Render everything from the start of the records down to and including the line that contains "boundary-cut-button[interactable]: ⬢ 边界切除" as a Markdown table. Use the columns Row and Entry, with a row number and the line in each row, and leave out blank lines.

Listed entries –
________________________________________
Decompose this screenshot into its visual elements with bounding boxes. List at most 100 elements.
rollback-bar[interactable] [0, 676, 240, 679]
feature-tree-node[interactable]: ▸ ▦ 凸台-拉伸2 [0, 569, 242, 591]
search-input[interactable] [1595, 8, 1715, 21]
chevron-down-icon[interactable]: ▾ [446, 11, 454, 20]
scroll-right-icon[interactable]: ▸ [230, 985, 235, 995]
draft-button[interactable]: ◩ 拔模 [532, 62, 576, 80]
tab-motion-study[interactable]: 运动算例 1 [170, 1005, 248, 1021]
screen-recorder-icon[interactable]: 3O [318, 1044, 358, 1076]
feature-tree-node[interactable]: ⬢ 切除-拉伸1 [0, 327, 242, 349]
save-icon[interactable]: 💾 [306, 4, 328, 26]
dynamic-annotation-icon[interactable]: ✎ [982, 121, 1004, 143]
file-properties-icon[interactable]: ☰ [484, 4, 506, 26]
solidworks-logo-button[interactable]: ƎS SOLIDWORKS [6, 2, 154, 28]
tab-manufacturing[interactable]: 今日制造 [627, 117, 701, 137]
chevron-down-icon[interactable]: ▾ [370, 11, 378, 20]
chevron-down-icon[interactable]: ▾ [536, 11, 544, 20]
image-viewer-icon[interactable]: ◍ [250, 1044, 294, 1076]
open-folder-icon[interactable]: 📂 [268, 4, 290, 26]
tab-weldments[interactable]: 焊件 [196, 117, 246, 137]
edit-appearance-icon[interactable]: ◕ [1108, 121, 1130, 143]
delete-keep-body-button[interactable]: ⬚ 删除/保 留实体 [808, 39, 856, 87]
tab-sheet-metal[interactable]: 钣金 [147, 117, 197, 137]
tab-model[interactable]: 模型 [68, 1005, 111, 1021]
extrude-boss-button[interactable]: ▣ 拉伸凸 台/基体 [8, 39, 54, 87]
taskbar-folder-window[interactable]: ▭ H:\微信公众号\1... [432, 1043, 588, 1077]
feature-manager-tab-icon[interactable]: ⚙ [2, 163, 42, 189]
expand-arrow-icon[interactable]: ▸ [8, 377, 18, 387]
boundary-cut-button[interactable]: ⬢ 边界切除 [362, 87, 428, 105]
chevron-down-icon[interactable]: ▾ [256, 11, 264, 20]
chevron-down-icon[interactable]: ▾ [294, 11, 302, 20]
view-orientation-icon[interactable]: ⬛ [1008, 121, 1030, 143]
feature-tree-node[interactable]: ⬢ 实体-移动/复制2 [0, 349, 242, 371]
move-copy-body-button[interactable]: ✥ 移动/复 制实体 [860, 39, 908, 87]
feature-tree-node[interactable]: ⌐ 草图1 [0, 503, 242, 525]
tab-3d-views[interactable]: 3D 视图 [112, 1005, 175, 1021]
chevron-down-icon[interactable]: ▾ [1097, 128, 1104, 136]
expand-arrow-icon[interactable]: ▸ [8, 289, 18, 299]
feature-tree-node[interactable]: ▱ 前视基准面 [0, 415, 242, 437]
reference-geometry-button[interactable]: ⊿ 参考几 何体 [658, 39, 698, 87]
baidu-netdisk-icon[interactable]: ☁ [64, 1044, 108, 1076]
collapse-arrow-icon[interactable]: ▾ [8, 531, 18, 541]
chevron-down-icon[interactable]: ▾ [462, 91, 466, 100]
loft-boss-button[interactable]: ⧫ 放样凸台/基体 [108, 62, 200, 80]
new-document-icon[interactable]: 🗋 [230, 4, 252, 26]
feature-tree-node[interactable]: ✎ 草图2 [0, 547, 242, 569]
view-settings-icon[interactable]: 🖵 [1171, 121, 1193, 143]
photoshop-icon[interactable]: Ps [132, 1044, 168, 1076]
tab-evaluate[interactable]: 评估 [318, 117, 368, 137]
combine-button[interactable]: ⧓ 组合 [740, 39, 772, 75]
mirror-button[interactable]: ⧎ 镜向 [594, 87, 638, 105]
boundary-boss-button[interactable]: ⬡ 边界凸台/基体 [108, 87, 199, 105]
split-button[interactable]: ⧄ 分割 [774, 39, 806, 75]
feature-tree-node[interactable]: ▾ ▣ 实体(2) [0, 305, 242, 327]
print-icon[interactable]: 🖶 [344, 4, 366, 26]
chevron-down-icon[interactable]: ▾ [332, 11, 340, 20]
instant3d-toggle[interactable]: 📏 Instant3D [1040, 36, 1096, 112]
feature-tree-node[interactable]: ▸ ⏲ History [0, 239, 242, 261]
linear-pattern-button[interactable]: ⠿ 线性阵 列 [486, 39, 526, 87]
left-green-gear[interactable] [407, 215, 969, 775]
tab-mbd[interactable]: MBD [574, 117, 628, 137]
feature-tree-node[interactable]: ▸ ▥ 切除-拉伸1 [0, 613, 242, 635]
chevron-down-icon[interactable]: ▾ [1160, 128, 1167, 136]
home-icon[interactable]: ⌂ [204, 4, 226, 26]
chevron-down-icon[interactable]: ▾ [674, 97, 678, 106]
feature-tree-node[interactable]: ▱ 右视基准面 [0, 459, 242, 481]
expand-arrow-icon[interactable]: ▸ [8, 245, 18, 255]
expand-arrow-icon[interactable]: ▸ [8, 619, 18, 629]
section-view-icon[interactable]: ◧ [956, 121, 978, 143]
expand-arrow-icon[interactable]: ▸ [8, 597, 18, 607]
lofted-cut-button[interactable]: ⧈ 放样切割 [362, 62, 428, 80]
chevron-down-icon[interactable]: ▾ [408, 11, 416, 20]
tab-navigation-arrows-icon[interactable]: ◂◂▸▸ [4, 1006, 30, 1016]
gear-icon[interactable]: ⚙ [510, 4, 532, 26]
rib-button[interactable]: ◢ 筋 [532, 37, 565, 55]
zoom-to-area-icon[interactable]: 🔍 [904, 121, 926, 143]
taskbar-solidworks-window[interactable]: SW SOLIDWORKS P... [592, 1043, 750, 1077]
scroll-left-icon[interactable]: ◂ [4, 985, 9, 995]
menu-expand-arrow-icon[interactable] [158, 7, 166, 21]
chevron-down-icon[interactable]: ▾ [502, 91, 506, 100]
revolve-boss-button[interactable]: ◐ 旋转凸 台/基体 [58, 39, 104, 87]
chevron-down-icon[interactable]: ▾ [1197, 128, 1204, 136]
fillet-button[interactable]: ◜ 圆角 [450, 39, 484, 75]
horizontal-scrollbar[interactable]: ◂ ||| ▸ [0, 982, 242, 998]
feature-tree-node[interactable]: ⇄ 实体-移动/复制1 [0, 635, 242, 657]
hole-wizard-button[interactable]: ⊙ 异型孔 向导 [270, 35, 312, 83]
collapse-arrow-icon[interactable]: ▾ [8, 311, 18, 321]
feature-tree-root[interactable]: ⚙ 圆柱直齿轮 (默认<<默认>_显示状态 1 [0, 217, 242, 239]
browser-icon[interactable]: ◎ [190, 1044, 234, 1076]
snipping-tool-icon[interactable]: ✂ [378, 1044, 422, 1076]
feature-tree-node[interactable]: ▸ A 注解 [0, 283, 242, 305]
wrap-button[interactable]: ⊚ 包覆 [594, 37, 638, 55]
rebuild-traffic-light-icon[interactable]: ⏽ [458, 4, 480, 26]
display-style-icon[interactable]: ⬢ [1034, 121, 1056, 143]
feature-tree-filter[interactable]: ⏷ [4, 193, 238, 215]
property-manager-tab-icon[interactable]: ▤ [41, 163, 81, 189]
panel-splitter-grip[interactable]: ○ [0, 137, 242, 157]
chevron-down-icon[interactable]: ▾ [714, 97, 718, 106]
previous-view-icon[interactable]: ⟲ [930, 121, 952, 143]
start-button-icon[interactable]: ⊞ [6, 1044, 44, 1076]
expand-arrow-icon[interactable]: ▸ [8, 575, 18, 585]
________________________________________
Expected answer –
| Row | Entry |
|---|---|
| 1 | Decompose this screenshot into its visual elements with bounding boxes. List at most 100 elements. |
| 2 | rollback-bar[interactable] [0, 676, 240, 679] |
| 3 | feature-tree-node[interactable]: ▸ ▦ 凸台-拉伸2 [0, 569, 242, 591] |
| 4 | search-input[interactable] [1595, 8, 1715, 21] |
| 5 | chevron-down-icon[interactable]: ▾ [446, 11, 454, 20] |
| 6 | scroll-right-icon[interactable]: ▸ [230, 985, 235, 995] |
| 7 | draft-button[interactable]: ◩ 拔模 [532, 62, 576, 80] |
| 8 | tab-motion-study[interactable]: 运动算例 1 [170, 1005, 248, 1021] |
| 9 | screen-recorder-icon[interactable]: 3O [318, 1044, 358, 1076] |
| 10 | feature-tree-node[interactable]: ⬢ 切除-拉伸1 [0, 327, 242, 349] |
| 11 | save-icon[interactable]: 💾 [306, 4, 328, 26] |
| 12 | dynamic-annotation-icon[interactable]: ✎ [982, 121, 1004, 143] |
| 13 | file-properties-icon[interactable]: ☰ [484, 4, 506, 26] |
| 14 | solidworks-logo-button[interactable]: ƎS SOLIDWORKS [6, 2, 154, 28] |
| 15 | tab-manufacturing[interactable]: 今日制造 [627, 117, 701, 137] |
| 16 | chevron-down-icon[interactable]: ▾ [370, 11, 378, 20] |
| 17 | chevron-down-icon[interactable]: ▾ [536, 11, 544, 20] |
| 18 | image-viewer-icon[interactable]: ◍ [250, 1044, 294, 1076] |
| 19 | open-folder-icon[interactable]: 📂 [268, 4, 290, 26] |
| 20 | tab-weldments[interactable]: 焊件 [196, 117, 246, 137] |
| 21 | edit-appearance-icon[interactable]: ◕ [1108, 121, 1130, 143] |
| 22 | delete-keep-body-button[interactable]: ⬚ 删除/保 留实体 [808, 39, 856, 87] |
| 23 | tab-sheet-metal[interactable]: 钣金 [147, 117, 197, 137] |
| 24 | tab-model[interactable]: 模型 [68, 1005, 111, 1021] |
| 25 | extrude-boss-button[interactable]: ▣ 拉伸凸 台/基体 [8, 39, 54, 87] |
| 26 | taskbar-folder-window[interactable]: ▭ H:\微信公众号\1... [432, 1043, 588, 1077] |
| 27 | feature-manager-tab-icon[interactable]: ⚙ [2, 163, 42, 189] |
| 28 | expand-arrow-icon[interactable]: ▸ [8, 377, 18, 387] |
| 29 | boundary-cut-button[interactable]: ⬢ 边界切除 [362, 87, 428, 105] |